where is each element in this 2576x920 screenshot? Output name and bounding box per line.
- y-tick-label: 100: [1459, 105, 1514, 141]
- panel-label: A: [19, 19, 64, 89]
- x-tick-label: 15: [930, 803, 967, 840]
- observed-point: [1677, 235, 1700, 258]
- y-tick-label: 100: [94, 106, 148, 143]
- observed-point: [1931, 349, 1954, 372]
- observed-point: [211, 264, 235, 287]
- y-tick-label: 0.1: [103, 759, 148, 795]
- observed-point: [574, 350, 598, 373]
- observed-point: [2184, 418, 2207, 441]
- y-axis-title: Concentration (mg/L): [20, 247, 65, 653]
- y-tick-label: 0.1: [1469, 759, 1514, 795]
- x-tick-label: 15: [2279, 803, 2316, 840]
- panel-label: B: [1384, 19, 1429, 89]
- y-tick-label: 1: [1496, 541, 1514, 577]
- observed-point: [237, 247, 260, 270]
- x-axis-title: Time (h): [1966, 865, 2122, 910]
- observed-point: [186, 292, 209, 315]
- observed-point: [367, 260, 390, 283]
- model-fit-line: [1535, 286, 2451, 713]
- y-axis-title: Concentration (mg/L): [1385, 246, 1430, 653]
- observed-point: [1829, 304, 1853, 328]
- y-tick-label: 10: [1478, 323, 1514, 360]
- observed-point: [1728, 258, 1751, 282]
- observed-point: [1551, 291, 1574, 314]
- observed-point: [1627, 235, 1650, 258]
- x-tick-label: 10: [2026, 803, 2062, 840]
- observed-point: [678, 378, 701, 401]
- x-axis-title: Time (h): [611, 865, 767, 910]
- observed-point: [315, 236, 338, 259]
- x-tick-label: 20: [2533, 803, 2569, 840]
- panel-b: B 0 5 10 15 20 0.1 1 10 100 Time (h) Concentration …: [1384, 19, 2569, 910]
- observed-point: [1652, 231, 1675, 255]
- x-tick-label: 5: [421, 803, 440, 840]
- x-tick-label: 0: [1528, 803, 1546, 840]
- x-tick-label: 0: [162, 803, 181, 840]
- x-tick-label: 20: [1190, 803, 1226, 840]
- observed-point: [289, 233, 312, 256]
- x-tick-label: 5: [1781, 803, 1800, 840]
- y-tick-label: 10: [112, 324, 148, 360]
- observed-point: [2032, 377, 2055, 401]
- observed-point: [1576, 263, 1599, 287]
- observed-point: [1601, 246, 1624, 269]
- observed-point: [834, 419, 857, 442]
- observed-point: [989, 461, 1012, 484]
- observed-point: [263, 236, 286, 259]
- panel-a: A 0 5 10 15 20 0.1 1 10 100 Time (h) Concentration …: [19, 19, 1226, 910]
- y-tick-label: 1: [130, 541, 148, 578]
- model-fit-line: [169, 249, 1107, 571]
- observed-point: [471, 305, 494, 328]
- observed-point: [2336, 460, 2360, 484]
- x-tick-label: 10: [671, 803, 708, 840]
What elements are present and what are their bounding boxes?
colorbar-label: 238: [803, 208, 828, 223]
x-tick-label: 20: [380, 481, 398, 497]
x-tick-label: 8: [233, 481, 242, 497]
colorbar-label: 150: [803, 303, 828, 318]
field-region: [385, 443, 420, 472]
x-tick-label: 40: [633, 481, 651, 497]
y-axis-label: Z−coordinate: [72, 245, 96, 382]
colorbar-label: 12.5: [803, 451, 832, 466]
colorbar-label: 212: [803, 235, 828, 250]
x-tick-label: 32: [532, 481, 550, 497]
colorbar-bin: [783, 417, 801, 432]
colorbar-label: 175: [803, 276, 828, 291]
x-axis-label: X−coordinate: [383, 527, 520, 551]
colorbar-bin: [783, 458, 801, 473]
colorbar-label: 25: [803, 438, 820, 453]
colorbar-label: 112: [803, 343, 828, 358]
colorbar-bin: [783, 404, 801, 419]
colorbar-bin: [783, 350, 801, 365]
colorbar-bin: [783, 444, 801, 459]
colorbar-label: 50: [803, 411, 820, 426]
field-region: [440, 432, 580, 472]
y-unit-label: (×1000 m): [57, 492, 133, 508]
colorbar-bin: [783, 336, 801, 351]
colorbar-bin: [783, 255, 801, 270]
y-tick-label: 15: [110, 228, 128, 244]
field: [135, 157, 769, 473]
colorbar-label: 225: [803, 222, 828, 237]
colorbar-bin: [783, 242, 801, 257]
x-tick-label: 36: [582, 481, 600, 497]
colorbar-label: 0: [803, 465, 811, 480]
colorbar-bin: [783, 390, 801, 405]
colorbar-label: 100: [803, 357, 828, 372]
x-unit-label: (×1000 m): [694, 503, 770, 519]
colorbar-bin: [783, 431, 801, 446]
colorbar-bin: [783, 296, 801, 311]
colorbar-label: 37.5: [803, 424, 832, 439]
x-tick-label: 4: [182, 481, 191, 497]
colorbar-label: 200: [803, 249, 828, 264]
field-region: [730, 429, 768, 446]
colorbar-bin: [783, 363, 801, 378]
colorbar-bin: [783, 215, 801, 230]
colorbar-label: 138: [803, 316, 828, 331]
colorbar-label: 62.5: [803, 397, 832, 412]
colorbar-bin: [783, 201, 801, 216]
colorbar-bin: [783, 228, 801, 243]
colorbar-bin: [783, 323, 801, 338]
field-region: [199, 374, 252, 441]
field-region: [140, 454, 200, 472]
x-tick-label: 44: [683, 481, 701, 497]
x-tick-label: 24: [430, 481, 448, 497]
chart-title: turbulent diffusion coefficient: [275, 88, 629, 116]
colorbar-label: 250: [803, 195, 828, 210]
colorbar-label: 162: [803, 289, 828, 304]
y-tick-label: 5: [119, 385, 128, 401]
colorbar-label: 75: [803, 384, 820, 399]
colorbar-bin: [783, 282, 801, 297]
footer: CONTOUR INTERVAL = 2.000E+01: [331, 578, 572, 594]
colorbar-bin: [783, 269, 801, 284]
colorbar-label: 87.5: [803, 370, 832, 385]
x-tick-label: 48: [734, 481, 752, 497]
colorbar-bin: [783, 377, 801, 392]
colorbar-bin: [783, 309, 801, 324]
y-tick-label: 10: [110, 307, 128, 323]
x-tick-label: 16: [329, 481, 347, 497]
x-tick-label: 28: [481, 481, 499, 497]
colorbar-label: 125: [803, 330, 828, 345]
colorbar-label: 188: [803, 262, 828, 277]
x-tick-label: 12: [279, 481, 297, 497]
════════════════
* **WRITTEN TASK**: Give every line of the listing above, from its first line through the line that contains "- panel-a: A", as a JSON list of strings with one string per line, both ends included and blank lines left out.

* **PROBLEM SOLUTION**:
[
  "where is each element in this 2576x920 screenshot? Output name and bounding box per line.",
  "- y-tick-label: 100: [1459, 105, 1514, 141]",
  "- panel-label: A: [19, 19, 64, 89]",
  "- x-tick-label: 15: [930, 803, 967, 840]",
  "- observed-point: [1677, 235, 1700, 258]",
  "- y-tick-label: 100: [94, 106, 148, 143]",
  "- observed-point: [1931, 349, 1954, 372]",
  "- observed-point: [211, 264, 235, 287]",
  "- y-tick-label: 0.1: [103, 759, 148, 795]",
  "- observed-point: [574, 350, 598, 373]",
  "- observed-point: [2184, 418, 2207, 441]",
  "- y-axis-title: Concentration (mg/L): [20, 247, 65, 653]",
  "- y-tick-label: 0.1: [1469, 759, 1514, 795]",
  "- x-tick-label: 15: [2279, 803, 2316, 840]",
  "- panel-label: B: [1384, 19, 1429, 89]",
  "- y-tick-label: 1: [1496, 541, 1514, 577]",
  "- observed-point: [237, 247, 260, 270]",
  "- x-axis-title: Time (h): [1966, 865, 2122, 910]",
  "- observed-point: [186, 292, 209, 315]",
  "- observed-point: [367, 260, 390, 283]",
  "- model-fit-line: [1535, 286, 2451, 713]",
  "- y-axis-title: Concentration (mg/L): [1385, 246, 1430, 653]",
  "- observed-point: [1829, 304, 1853, 328]",
  "- y-tick-label: 10: [1478, 323, 1514, 360]",
  "- observed-point: [1728, 258, 1751, 282]",
  "- observed-point: [1551, 291, 1574, 314]",
  "- observed-point: [1627, 235, 1650, 258]",
  "- x-tick-label: 10: [2026, 803, 2062, 840]",
  "- observed-point: [678, 378, 701, 401]",
  "- x-axis-title: Time (h): [611, 865, 767, 910]",
  "- observed-point: [315, 236, 338, 259]",
  "- x-tick-label: 20: [2533, 803, 2569, 840]",
  "- panel-b: B 0 5 10 15 20 0.1 1 10 100 Time (h) Concentration …: [1384, 19, 2569, 910]",
  "- observed-point: [1652, 231, 1675, 255]",
  "- x-tick-label: 5: [421, 803, 440, 840]",
  "- x-tick-label: 0: [1528, 803, 1546, 840]",
  "- x-tick-label: 0: [162, 803, 181, 840]",
  "- x-tick-label: 20: [1190, 803, 1226, 840]",
  "- observed-point: [289, 233, 312, 256]",
  "- x-tick-label: 5: [1781, 803, 1800, 840]",
  "- y-tick-label: 10: [112, 324, 148, 360]",
  "- observed-point: [2032, 377, 2055, 401]",
  "- observed-point: [1576, 263, 1599, 287]",
  "- observed-point: [1601, 246, 1624, 269]",
  "- observed-point: [834, 419, 857, 442]",
  "- observed-point: [989, 461, 1012, 484]",
  "- observed-point: [263, 236, 286, 259]",
  "- panel-a: A 0 5 10 15 20 0.1 1 10 100 Time (h) Concentration …: [19, 19, 1226, 910]"
]